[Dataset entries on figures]
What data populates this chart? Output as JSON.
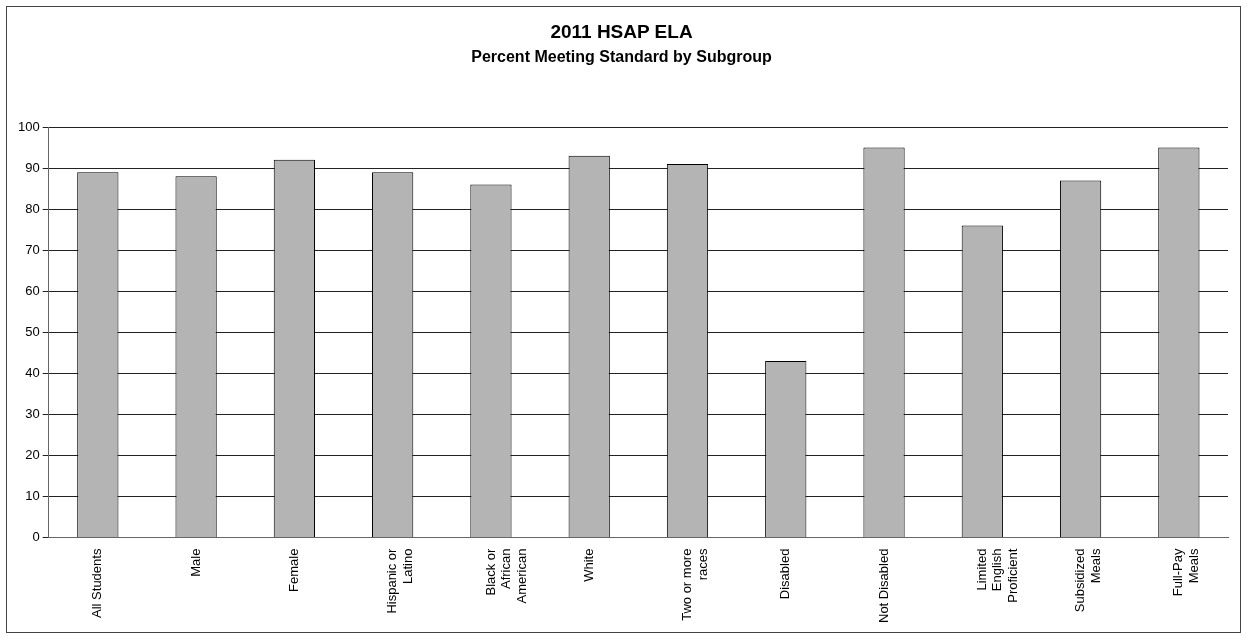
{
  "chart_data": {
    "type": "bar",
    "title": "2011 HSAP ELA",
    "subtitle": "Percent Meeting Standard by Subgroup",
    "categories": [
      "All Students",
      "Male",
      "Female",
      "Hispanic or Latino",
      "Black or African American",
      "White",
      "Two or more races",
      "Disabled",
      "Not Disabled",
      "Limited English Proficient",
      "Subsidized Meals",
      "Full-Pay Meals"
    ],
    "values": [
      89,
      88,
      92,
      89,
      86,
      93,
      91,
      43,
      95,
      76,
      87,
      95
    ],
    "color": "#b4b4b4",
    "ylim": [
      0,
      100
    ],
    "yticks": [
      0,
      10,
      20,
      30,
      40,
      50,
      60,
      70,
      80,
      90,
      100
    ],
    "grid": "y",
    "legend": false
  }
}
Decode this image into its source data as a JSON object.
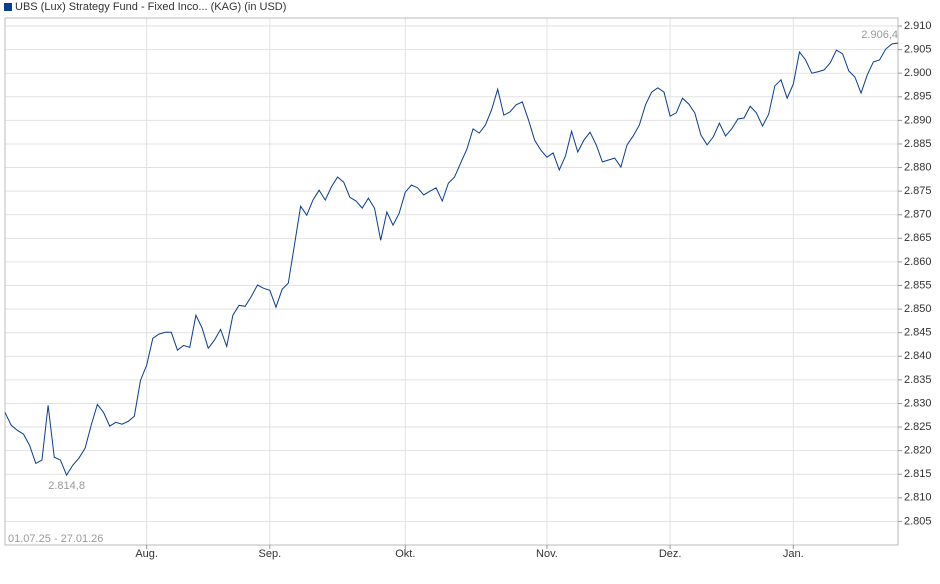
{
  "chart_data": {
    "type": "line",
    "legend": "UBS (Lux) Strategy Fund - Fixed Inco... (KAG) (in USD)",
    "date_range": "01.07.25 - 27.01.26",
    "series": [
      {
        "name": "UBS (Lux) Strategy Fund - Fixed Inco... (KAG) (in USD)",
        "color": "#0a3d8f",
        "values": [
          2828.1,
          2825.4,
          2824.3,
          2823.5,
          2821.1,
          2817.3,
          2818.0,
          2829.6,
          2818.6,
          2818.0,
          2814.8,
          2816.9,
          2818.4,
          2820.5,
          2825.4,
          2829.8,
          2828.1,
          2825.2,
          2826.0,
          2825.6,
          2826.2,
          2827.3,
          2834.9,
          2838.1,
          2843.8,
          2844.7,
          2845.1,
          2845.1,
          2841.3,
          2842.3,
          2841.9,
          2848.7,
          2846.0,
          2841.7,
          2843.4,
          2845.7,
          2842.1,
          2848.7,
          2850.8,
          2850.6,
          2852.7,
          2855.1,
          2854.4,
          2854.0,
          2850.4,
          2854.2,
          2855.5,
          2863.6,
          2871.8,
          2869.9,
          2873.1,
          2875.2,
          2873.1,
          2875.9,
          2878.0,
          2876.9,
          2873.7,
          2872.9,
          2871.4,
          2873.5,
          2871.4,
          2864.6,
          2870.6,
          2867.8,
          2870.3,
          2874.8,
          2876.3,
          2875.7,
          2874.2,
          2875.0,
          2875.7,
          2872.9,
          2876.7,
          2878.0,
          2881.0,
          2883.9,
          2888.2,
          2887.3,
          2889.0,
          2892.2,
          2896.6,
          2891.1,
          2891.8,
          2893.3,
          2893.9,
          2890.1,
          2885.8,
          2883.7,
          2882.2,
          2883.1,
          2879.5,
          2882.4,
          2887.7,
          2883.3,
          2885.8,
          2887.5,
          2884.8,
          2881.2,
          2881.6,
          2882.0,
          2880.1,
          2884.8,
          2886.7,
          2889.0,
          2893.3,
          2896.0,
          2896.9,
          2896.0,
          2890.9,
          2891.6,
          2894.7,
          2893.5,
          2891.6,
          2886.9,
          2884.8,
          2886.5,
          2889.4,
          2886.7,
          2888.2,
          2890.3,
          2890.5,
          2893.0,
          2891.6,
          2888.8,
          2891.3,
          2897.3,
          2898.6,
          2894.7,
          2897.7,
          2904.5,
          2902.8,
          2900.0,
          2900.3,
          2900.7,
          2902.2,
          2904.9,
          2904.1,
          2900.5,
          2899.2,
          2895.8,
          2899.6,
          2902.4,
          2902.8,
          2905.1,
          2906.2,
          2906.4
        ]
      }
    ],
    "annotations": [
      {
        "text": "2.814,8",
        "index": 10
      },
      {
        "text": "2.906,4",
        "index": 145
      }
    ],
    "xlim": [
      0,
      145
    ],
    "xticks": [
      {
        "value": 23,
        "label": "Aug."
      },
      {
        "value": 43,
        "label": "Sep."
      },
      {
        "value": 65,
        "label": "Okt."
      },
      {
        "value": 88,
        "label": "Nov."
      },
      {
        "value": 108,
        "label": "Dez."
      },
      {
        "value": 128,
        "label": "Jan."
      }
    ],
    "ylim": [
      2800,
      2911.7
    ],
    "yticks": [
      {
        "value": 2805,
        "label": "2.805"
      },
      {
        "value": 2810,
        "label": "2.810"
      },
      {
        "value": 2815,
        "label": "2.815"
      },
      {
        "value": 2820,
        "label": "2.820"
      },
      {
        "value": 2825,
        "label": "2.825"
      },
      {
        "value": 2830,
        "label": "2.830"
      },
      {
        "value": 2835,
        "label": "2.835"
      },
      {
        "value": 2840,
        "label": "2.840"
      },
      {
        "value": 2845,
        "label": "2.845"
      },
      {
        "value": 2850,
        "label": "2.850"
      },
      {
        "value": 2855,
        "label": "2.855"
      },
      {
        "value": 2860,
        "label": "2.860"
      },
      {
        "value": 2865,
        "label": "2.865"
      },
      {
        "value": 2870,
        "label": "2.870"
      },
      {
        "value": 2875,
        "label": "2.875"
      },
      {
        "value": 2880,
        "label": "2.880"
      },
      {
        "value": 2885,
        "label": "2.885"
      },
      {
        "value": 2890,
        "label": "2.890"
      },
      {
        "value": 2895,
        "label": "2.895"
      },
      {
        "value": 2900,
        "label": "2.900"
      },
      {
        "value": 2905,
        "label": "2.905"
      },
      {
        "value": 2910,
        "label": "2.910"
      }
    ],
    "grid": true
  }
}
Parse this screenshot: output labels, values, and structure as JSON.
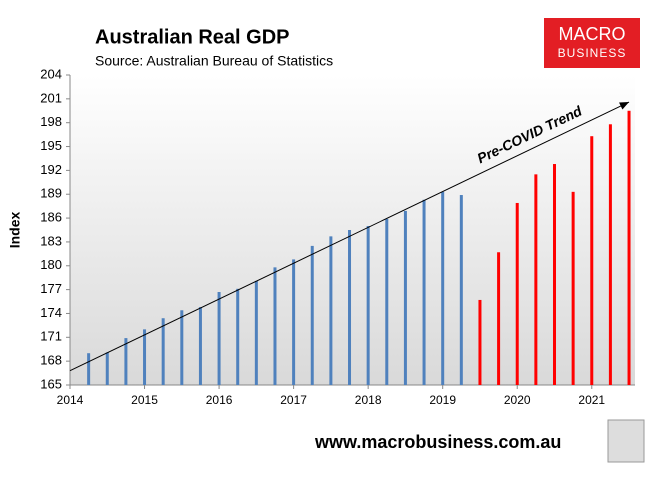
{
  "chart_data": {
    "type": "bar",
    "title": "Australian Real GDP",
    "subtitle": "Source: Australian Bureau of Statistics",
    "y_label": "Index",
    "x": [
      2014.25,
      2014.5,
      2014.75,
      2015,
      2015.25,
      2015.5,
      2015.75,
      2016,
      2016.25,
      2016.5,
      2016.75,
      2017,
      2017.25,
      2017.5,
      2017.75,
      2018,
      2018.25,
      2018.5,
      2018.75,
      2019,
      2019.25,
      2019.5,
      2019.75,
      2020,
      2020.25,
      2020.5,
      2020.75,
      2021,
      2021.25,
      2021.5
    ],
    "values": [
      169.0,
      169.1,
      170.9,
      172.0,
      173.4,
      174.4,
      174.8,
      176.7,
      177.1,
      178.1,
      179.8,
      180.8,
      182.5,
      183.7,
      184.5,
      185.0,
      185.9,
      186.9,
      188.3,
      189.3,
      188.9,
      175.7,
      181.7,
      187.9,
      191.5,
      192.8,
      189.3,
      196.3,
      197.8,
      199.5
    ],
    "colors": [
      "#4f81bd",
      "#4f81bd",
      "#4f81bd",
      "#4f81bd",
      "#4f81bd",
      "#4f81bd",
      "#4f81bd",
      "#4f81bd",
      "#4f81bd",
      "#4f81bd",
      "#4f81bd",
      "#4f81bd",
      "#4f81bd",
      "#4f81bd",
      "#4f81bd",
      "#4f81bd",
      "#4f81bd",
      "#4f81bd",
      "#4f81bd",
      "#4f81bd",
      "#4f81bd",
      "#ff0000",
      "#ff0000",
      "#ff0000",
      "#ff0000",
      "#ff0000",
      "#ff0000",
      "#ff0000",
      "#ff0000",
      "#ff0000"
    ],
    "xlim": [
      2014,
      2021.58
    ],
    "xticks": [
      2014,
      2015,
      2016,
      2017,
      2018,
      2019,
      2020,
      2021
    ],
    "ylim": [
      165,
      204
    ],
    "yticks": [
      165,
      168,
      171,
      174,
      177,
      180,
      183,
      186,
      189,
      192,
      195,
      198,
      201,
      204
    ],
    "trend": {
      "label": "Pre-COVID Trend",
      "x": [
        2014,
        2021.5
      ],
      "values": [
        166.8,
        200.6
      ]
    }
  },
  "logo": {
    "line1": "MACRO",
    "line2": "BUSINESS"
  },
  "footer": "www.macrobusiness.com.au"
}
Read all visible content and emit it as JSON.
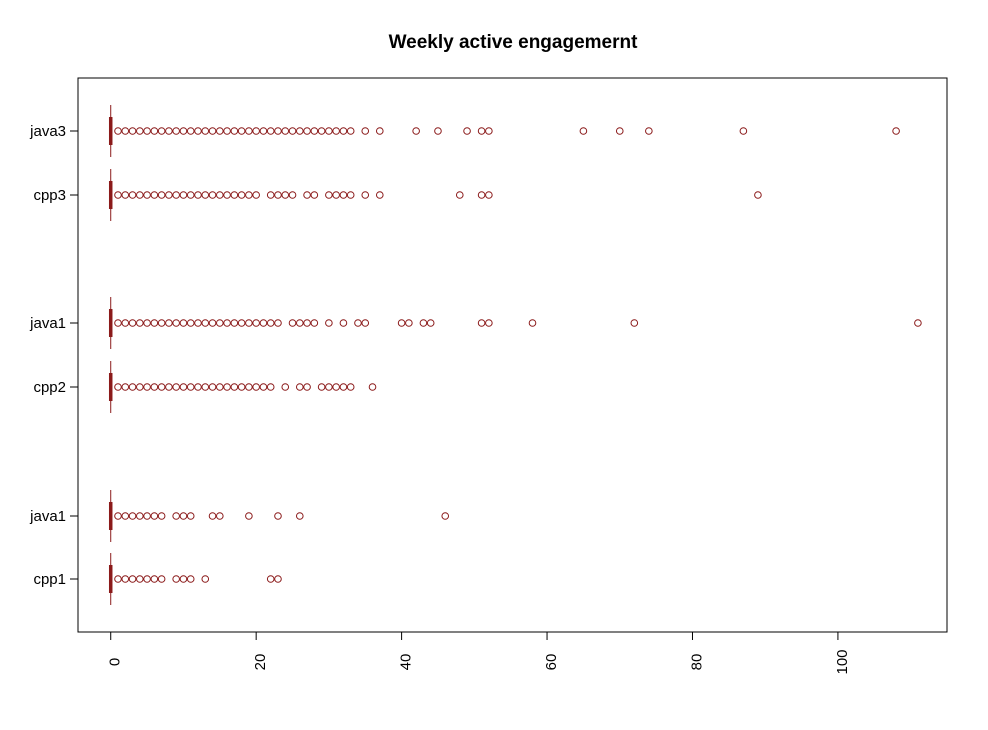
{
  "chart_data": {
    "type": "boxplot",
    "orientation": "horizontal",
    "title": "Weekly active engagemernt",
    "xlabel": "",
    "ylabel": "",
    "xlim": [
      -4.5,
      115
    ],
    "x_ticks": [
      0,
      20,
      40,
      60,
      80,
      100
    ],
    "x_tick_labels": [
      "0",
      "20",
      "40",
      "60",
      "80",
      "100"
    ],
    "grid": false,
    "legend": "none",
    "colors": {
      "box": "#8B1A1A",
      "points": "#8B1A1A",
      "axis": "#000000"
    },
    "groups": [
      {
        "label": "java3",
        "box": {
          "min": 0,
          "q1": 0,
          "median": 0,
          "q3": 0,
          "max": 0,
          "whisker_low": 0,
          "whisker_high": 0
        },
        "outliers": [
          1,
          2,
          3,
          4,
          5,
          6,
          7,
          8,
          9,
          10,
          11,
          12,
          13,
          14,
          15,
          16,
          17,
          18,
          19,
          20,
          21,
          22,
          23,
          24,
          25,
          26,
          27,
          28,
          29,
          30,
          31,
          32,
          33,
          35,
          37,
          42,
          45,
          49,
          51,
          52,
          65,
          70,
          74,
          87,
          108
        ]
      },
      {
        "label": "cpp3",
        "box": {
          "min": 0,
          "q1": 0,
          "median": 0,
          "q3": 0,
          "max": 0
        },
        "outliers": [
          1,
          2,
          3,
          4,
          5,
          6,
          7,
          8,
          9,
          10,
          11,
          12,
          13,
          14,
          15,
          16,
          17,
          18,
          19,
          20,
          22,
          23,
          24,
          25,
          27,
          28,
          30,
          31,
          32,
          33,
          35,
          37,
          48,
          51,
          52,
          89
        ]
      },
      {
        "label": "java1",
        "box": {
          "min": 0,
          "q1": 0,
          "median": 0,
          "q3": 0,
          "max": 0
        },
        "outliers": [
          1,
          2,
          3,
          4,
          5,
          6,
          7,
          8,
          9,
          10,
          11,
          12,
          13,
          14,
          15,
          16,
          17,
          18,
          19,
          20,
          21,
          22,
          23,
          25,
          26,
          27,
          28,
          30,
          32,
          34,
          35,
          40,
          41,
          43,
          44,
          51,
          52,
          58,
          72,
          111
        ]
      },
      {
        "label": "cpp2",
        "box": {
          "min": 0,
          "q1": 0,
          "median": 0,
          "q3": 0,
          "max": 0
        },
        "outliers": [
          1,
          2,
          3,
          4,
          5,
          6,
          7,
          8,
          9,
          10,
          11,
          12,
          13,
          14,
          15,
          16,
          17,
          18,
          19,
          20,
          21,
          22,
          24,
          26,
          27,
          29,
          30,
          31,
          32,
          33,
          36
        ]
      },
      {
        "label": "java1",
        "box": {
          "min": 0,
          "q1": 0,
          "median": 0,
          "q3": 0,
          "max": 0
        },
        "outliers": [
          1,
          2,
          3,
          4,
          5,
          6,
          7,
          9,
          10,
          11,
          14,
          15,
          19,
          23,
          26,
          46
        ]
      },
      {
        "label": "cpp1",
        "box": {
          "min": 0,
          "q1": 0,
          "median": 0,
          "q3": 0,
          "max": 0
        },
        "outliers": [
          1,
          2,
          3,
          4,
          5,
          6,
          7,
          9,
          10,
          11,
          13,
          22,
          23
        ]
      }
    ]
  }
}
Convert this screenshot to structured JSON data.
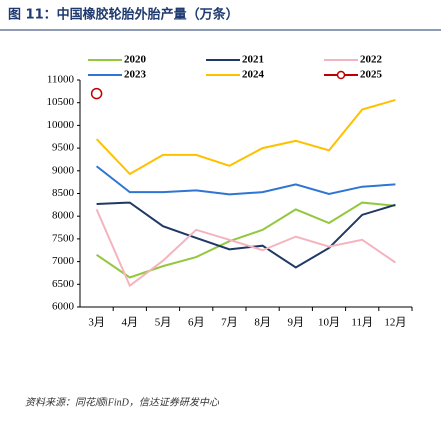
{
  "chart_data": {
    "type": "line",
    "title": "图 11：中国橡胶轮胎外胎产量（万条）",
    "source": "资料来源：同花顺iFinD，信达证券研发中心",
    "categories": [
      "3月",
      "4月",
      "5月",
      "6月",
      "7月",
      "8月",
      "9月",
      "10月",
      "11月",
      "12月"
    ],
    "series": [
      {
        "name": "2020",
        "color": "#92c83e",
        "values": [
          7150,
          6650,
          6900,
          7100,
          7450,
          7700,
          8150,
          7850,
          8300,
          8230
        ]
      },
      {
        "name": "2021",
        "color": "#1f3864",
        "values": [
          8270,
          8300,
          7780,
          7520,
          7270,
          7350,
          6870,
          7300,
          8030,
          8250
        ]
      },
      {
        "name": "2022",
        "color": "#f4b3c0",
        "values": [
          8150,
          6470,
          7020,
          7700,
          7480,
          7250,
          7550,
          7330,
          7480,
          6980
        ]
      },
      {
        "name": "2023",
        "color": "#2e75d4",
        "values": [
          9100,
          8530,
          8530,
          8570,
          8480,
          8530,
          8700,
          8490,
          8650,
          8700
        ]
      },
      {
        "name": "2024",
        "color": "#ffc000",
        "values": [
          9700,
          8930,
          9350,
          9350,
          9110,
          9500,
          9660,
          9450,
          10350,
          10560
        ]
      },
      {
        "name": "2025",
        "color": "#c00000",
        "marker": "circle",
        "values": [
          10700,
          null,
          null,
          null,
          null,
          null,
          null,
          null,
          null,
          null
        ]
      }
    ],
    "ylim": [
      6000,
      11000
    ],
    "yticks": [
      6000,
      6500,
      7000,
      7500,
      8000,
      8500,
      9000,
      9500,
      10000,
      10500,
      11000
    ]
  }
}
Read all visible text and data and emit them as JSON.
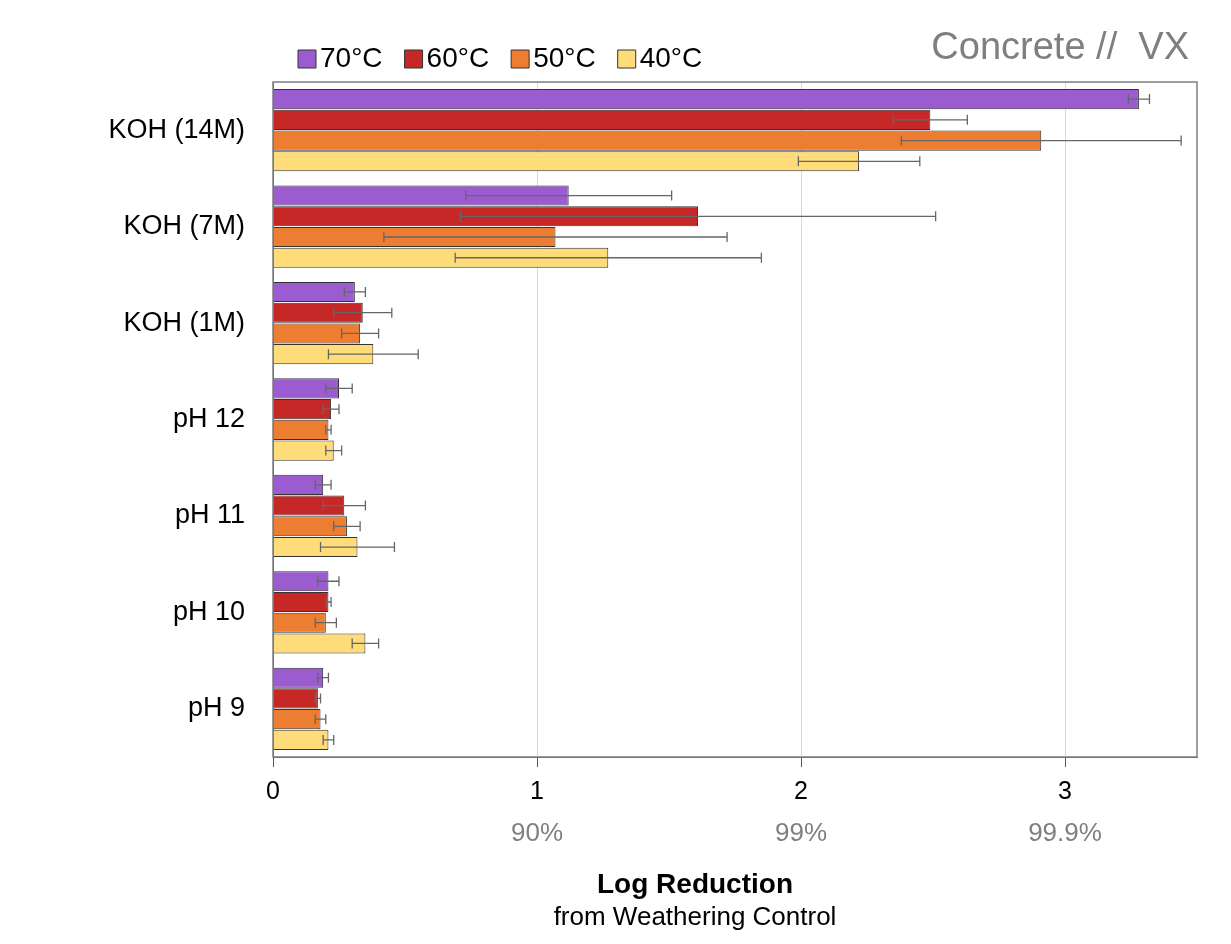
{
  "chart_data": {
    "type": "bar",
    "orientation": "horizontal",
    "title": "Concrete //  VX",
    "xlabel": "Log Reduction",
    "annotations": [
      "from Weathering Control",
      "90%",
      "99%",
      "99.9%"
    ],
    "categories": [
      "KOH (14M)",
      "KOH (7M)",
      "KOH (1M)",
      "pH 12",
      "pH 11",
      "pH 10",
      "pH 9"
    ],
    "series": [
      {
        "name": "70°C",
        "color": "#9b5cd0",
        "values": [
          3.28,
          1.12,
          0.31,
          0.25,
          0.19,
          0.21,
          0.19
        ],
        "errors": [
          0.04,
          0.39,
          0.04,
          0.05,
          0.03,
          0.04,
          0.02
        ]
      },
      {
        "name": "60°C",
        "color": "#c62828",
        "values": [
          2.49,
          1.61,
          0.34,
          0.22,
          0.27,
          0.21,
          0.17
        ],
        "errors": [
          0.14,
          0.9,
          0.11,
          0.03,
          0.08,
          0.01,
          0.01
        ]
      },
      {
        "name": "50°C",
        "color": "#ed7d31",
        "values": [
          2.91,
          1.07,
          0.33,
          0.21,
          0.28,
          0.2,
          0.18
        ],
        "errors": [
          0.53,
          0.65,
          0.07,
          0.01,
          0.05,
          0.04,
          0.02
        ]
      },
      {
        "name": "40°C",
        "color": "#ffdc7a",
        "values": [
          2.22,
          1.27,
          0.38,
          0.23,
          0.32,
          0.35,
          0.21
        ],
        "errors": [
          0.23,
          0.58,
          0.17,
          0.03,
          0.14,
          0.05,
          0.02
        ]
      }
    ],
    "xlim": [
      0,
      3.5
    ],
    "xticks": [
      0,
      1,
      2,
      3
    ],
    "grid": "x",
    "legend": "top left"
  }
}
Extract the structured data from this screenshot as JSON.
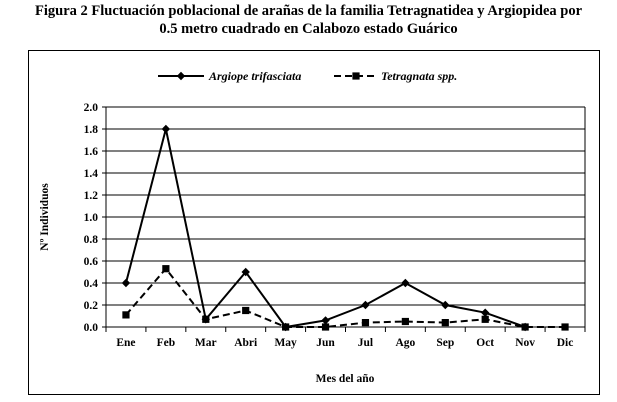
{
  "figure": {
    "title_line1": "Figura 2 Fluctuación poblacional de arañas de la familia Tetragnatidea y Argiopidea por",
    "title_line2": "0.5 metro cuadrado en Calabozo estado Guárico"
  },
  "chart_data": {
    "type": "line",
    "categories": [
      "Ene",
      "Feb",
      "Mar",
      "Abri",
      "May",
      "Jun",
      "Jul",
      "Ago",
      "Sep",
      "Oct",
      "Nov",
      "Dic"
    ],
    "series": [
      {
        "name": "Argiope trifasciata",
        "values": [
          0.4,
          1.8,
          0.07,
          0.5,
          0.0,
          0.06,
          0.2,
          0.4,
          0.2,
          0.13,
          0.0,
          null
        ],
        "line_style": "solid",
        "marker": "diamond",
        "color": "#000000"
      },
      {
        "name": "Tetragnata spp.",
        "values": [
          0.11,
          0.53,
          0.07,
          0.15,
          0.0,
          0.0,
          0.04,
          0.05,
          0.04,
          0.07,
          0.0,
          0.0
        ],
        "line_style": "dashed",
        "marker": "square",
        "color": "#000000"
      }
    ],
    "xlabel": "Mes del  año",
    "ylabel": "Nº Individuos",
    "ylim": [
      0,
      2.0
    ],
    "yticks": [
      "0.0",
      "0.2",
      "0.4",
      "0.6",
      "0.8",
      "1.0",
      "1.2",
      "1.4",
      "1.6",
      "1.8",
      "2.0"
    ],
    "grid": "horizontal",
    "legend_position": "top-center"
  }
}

* _OBJECTIVE_
Filter the listing for the word "Read" and copy every line that holds it.

* _WRITTEN SOLUTION_
Read all visible content and emit it as JSON.
Read all visible text and data and emit them as JSON.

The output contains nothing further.